REQUIRED TASK:
Reproduce every entry exactly.

DATASET EXTRACT:
= = = =
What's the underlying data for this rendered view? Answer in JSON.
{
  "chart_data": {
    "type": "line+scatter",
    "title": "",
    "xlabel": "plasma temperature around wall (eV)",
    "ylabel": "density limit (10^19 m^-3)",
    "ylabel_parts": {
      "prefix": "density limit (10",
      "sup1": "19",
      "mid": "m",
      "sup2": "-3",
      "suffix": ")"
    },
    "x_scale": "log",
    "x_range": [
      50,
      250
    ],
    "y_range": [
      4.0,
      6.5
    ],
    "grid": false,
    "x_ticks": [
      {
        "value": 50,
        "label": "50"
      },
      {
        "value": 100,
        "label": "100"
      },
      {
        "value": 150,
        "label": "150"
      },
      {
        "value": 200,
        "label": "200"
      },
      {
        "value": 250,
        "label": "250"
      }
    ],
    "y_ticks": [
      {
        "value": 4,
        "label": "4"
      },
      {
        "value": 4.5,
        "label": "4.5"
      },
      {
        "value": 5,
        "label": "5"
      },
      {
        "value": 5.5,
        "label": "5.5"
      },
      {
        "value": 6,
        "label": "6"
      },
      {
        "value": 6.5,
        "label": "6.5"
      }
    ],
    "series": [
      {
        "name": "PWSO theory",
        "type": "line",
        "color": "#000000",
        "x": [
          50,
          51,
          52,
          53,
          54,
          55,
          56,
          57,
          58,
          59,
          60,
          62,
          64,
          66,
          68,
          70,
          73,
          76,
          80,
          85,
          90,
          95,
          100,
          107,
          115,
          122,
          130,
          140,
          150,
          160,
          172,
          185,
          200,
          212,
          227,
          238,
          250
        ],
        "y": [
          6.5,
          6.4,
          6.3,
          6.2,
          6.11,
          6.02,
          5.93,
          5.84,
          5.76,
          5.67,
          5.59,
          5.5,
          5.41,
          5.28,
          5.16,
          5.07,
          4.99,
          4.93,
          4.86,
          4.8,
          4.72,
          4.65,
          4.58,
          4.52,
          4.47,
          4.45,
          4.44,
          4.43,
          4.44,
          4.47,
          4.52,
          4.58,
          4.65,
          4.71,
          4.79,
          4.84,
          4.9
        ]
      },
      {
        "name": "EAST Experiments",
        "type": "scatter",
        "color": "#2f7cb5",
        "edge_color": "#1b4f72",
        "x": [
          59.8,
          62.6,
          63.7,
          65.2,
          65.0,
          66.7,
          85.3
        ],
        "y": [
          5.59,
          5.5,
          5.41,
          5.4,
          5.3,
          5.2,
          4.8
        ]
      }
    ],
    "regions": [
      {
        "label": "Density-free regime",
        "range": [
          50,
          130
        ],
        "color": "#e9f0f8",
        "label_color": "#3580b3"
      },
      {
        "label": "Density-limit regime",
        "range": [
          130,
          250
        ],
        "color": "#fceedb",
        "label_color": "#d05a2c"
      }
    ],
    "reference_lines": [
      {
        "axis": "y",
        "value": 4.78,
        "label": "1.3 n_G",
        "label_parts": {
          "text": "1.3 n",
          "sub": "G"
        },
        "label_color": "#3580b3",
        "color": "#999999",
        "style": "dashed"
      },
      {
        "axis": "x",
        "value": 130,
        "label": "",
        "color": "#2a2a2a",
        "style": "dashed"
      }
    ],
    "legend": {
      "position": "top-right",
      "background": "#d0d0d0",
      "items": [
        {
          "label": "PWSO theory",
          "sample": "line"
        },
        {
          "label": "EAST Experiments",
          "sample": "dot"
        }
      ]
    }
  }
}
= = = =
SOLVED PROBLEM:
What's the underlying data for this rendered view? Answer in JSON.
{
  "chart_data": {
    "type": "line+scatter",
    "title": "",
    "xlabel": "plasma temperature around wall (eV)",
    "ylabel": "density limit (10^19 m^-3)",
    "ylabel_parts": {
      "prefix": "density limit (10",
      "sup1": "19",
      "mid": "m",
      "sup2": "-3",
      "suffix": ")"
    },
    "x_scale": "log",
    "x_range": [
      50,
      250
    ],
    "y_range": [
      4.0,
      6.5
    ],
    "grid": false,
    "x_ticks": [
      {
        "value": 50,
        "label": "50"
      },
      {
        "value": 100,
        "label": "100"
      },
      {
        "value": 150,
        "label": "150"
      },
      {
        "value": 200,
        "label": "200"
      },
      {
        "value": 250,
        "label": "250"
      }
    ],
    "y_ticks": [
      {
        "value": 4,
        "label": "4"
      },
      {
        "value": 4.5,
        "label": "4.5"
      },
      {
        "value": 5,
        "label": "5"
      },
      {
        "value": 5.5,
        "label": "5.5"
      },
      {
        "value": 6,
        "label": "6"
      },
      {
        "value": 6.5,
        "label": "6.5"
      }
    ],
    "series": [
      {
        "name": "PWSO theory",
        "type": "line",
        "color": "#000000",
        "x": [
          50,
          51,
          52,
          53,
          54,
          55,
          56,
          57,
          58,
          59,
          60,
          62,
          64,
          66,
          68,
          70,
          73,
          76,
          80,
          85,
          90,
          95,
          100,
          107,
          115,
          122,
          130,
          140,
          150,
          160,
          172,
          185,
          200,
          212,
          227,
          238,
          250
        ],
        "y": [
          6.5,
          6.4,
          6.3,
          6.2,
          6.11,
          6.02,
          5.93,
          5.84,
          5.76,
          5.67,
          5.59,
          5.5,
          5.41,
          5.28,
          5.16,
          5.07,
          4.99,
          4.93,
          4.86,
          4.8,
          4.72,
          4.65,
          4.58,
          4.52,
          4.47,
          4.45,
          4.44,
          4.43,
          4.44,
          4.47,
          4.52,
          4.58,
          4.65,
          4.71,
          4.79,
          4.84,
          4.9
        ]
      },
      {
        "name": "EAST Experiments",
        "type": "scatter",
        "color": "#2f7cb5",
        "edge_color": "#1b4f72",
        "x": [
          59.8,
          62.6,
          63.7,
          65.2,
          65.0,
          66.7,
          85.3
        ],
        "y": [
          5.59,
          5.5,
          5.41,
          5.4,
          5.3,
          5.2,
          4.8
        ]
      }
    ],
    "regions": [
      {
        "label": "Density-free regime",
        "range": [
          50,
          130
        ],
        "color": "#e9f0f8",
        "label_color": "#3580b3"
      },
      {
        "label": "Density-limit regime",
        "range": [
          130,
          250
        ],
        "color": "#fceedb",
        "label_color": "#d05a2c"
      }
    ],
    "reference_lines": [
      {
        "axis": "y",
        "value": 4.78,
        "label": "1.3 n_G",
        "label_parts": {
          "text": "1.3 n",
          "sub": "G"
        },
        "label_color": "#3580b3",
        "color": "#999999",
        "style": "dashed"
      },
      {
        "axis": "x",
        "value": 130,
        "label": "",
        "color": "#2a2a2a",
        "style": "dashed"
      }
    ],
    "legend": {
      "position": "top-right",
      "background": "#d0d0d0",
      "items": [
        {
          "label": "PWSO theory",
          "sample": "line"
        },
        {
          "label": "EAST Experiments",
          "sample": "dot"
        }
      ]
    }
  }
}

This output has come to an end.